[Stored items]
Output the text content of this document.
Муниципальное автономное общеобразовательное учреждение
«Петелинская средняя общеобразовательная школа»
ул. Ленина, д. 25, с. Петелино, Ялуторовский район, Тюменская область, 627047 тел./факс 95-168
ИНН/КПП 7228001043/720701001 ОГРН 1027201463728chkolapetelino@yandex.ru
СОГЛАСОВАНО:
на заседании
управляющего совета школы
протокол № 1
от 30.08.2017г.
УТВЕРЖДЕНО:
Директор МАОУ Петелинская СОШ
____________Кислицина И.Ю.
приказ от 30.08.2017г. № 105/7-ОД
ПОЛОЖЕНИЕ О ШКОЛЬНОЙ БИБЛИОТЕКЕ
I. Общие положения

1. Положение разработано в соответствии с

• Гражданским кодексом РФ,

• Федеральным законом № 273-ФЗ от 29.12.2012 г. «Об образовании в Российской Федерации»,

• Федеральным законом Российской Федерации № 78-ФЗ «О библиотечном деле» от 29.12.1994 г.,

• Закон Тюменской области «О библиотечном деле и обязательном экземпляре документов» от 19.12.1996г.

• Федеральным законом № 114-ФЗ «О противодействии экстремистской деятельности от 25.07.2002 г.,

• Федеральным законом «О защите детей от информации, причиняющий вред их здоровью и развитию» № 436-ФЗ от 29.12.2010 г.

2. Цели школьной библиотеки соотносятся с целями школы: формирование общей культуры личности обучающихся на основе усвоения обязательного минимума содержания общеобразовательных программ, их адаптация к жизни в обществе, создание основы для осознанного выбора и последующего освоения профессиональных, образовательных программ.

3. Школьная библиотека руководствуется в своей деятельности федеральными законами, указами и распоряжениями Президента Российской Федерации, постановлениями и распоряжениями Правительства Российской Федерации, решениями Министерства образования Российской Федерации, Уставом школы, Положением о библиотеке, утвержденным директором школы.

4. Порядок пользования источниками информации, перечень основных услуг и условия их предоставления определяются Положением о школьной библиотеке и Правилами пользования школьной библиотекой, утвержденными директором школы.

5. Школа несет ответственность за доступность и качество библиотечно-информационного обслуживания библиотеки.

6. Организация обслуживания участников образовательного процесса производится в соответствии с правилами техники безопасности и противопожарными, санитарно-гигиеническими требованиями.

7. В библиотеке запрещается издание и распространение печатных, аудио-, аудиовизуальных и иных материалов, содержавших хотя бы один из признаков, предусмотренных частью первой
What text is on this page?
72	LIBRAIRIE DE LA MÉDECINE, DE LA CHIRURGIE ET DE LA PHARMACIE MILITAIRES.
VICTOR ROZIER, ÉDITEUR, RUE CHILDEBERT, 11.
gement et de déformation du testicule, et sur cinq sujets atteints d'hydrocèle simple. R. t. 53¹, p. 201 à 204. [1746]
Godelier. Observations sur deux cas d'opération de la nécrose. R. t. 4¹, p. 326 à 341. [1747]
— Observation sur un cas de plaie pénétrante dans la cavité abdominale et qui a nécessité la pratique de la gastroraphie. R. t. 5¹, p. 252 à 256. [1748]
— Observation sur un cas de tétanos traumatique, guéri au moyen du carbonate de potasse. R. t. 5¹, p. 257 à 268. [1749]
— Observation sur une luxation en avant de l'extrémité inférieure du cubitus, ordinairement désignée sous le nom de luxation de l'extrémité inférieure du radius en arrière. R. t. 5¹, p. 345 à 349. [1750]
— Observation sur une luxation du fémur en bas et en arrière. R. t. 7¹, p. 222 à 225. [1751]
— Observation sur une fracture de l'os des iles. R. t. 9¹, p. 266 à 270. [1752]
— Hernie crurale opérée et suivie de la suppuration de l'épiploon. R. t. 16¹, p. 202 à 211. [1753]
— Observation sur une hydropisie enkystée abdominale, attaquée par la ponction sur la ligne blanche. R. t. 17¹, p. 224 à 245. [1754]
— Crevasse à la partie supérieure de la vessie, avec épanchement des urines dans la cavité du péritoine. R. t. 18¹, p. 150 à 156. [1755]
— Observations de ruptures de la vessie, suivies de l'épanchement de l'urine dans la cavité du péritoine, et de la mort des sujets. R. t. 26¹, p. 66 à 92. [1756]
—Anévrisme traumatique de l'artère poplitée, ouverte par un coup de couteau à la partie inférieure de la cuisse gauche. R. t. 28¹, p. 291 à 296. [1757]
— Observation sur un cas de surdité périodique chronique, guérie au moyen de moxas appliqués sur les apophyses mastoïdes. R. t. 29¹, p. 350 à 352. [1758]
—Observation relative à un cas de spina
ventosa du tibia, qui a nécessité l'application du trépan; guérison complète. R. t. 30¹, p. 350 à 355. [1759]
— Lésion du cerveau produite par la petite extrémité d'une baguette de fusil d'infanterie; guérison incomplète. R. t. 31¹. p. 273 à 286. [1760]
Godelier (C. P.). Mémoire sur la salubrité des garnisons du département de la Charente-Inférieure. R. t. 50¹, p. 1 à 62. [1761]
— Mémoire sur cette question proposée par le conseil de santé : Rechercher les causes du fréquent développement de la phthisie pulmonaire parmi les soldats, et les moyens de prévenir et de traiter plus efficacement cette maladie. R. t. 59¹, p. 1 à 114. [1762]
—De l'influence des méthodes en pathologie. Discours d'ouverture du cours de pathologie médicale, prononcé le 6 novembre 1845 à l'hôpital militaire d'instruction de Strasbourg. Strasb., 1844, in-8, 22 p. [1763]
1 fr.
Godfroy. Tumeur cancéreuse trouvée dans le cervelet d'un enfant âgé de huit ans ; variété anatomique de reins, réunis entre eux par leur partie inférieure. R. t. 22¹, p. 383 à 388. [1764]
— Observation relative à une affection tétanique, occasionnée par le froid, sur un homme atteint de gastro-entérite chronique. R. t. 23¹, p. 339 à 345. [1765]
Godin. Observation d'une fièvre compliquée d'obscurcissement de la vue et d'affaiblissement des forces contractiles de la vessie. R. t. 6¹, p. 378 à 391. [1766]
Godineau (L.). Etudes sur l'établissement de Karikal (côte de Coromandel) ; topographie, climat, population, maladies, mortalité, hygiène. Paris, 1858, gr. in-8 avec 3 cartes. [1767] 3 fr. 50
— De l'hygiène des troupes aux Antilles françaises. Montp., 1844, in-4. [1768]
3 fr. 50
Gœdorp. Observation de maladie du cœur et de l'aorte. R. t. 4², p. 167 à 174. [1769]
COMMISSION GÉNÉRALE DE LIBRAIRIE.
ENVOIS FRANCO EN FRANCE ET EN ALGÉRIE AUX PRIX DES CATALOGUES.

▸ What is required
Print every entry exactly as it appears.

▸ Task response
Output the text content of this document.
Муниципальное автономное общеобразовательное учреждение
«Петелинская средняя общеобразовательная школа»
ул. Ленина, д. 25, с. Петелино, Ялуторовский район, Тюменская область, 627047 тел./факс 95-168
ИНН/КПП 7228001043/720701001 ОГРН 1027201463728chkolapetelino@yandex.ru
СОГЛАСОВАНО:
на заседании
управляющего совета школы
протокол № 1
от 30.08.2017г.
УТВЕРЖДЕНО:
Директор МАОУ Петелинская СОШ
____________Кислицина И.Ю.
приказ от 30.08.2017г. № 105/7-ОД
ПОЛОЖЕНИЕ О ШКОЛЬНОЙ БИБЛИОТЕКЕ
I. Общие положения

1. Положение разработано в соответствии с

• Гражданским кодексом РФ,

• Федеральным законом № 273-ФЗ от 29.12.2012 г. «Об образовании в Российской Федерации»,

• Федеральным законом Российской Федерации № 78-ФЗ «О библиотечном деле» от 29.12.1994 г.,

• Закон Тюменской области «О библиотечном деле и обязательном экземпляре документов» от 19.12.1996г.

• Федеральным законом № 114-ФЗ «О противодействии экстремистской деятельности от 25.07.2002 г.,

• Федеральным законом «О защите детей от информации, причиняющий вред их здоровью и развитию» № 436-ФЗ от 29.12.2010 г.

2. Цели школьной библиотеки соотносятся с целями школы: формирование общей культуры личности обучающихся на основе усвоения обязательного минимума содержания общеобразовательных программ, их адаптация к жизни в обществе, создание основы для осознанного выбора и последующего освоения профессиональных, образовательных программ.

3. Школьная библиотека руководствуется в своей деятельности федеральными законами, указами и распоряжениями Президента Российской Федерации, постановлениями и распоряжениями Правительства Российской Федерации, решениями Министерства образования Российской Федерации, Уставом школы, Положением о библиотеке, утвержденным директором школы.

4. Порядок пользования источниками информации, перечень основных услуг и условия их предоставления определяются Положением о школьной библиотеке и Правилами пользования школьной библиотекой, утвержденными директором школы.

5. Школа несет ответственность за доступность и качество библиотечно-информационного обслуживания библиотеки.

6. Организация обслуживания участников образовательного процесса производится в соответствии с правилами техники безопасности и противопожарными, санитарно-гигиеническими требованиями.

7. В библиотеке запрещается издание и распространение печатных, аудио-, аудиовизуальных и иных материалов, содержавших хотя бы один из признаков, предусмотренных частью первой
What text is on this page?
72	LIBRAIRIE DE LA MÉDECINE, DE LA CHIRURGIE ET DE LA PHARMACIE MILITAIRES.
VICTOR ROZIER, ÉDITEUR, RUE CHILDEBERT, 11.
gement et de déformation du testicule, et sur cinq sujets atteints d'hydrocèle simple. R. t. 53¹, p. 201 à 204. [1746]
Godelier. Observations sur deux cas d'opération de la nécrose. R. t. 4¹, p. 326 à 341. [1747]
— Observation sur un cas de plaie pénétrante dans la cavité abdominale et qui a nécessité la pratique de la gastroraphie. R. t. 5¹, p. 252 à 256. [1748]
— Observation sur un cas de tétanos traumatique, guéri au moyen du carbonate de potasse. R. t. 5¹, p. 257 à 268. [1749]
— Observation sur une luxation en avant de l'extrémité inférieure du cubitus, ordinairement désignée sous le nom de luxation de l'extrémité inférieure du radius en arrière. R. t. 5¹, p. 345 à 349. [1750]
— Observation sur une luxation du fémur en bas et en arrière. R. t. 7¹, p. 222 à 225. [1751]
— Observation sur une fracture de l'os des iles. R. t. 9¹, p. 266 à 270. [1752]
— Hernie crurale opérée et suivie de la suppuration de l'épiploon. R. t. 16¹, p. 202 à 211. [1753]
— Observation sur une hydropisie enkystée abdominale, attaquée par la ponction sur la ligne blanche. R. t. 17¹, p. 224 à 245. [1754]
— Crevasse à la partie supérieure de la vessie, avec épanchement des urines dans la cavité du péritoine. R. t. 18¹, p. 150 à 156. [1755]
— Observations de ruptures de la vessie, suivies de l'épanchement de l'urine dans la cavité du péritoine, et de la mort des sujets. R. t. 26¹, p. 66 à 92. [1756]
—Anévrisme traumatique de l'artère poplitée, ouverte par un coup de couteau à la partie inférieure de la cuisse gauche. R. t. 28¹, p. 291 à 296. [1757]
— Observation sur un cas de surdité périodique chronique, guérie au moyen de moxas appliqués sur les apophyses mastoïdes. R. t. 29¹, p. 350 à 352. [1758]
—Observation relative à un cas de spina
ventosa du tibia, qui a nécessité l'application du trépan; guérison complète. R. t. 30¹, p. 350 à 355. [1759]
— Lésion du cerveau produite par la petite extrémité d'une baguette de fusil d'infanterie; guérison incomplète. R. t. 31¹. p. 273 à 286. [1760]
Godelier (C. P.). Mémoire sur la salubrité des garnisons du département de la Charente-Inférieure. R. t. 50¹, p. 1 à 62. [1761]
— Mémoire sur cette question proposée par le conseil de santé : Rechercher les causes du fréquent développement de la phthisie pulmonaire parmi les soldats, et les moyens de prévenir et de traiter plus efficacement cette maladie. R. t. 59¹, p. 1 à 114. [1762]
—De l'influence des méthodes en pathologie. Discours d'ouverture du cours de pathologie médicale, prononcé le 6 novembre 1845 à l'hôpital militaire d'instruction de Strasbourg. Strasb., 1844, in-8, 22 p. [1763]
1 fr.
Godfroy. Tumeur cancéreuse trouvée dans le cervelet d'un enfant âgé de huit ans ; variété anatomique de reins, réunis entre eux par leur partie inférieure. R. t. 22¹, p. 383 à 388. [1764]
— Observation relative à une affection tétanique, occasionnée par le froid, sur un homme atteint de gastro-entérite chronique. R. t. 23¹, p. 339 à 345. [1765]
Godin. Observation d'une fièvre compliquée d'obscurcissement de la vue et d'affaiblissement des forces contractiles de la vessie. R. t. 6¹, p. 378 à 391. [1766]
Godineau (L.). Etudes sur l'établissement de Karikal (côte de Coromandel) ; topographie, climat, population, maladies, mortalité, hygiène. Paris, 1858, gr. in-8 avec 3 cartes. [1767] 3 fr. 50
— De l'hygiène des troupes aux Antilles françaises. Montp., 1844, in-4. [1768]
3 fr. 50
Gœdorp. Observation de maladie du cœur et de l'aorte. R. t. 4², p. 167 à 174. [1769]
COMMISSION GÉNÉRALE DE LIBRAIRIE.
ENVOIS FRANCO EN FRANCE ET EN ALGÉRIE AUX PRIX DES CATALOGUES.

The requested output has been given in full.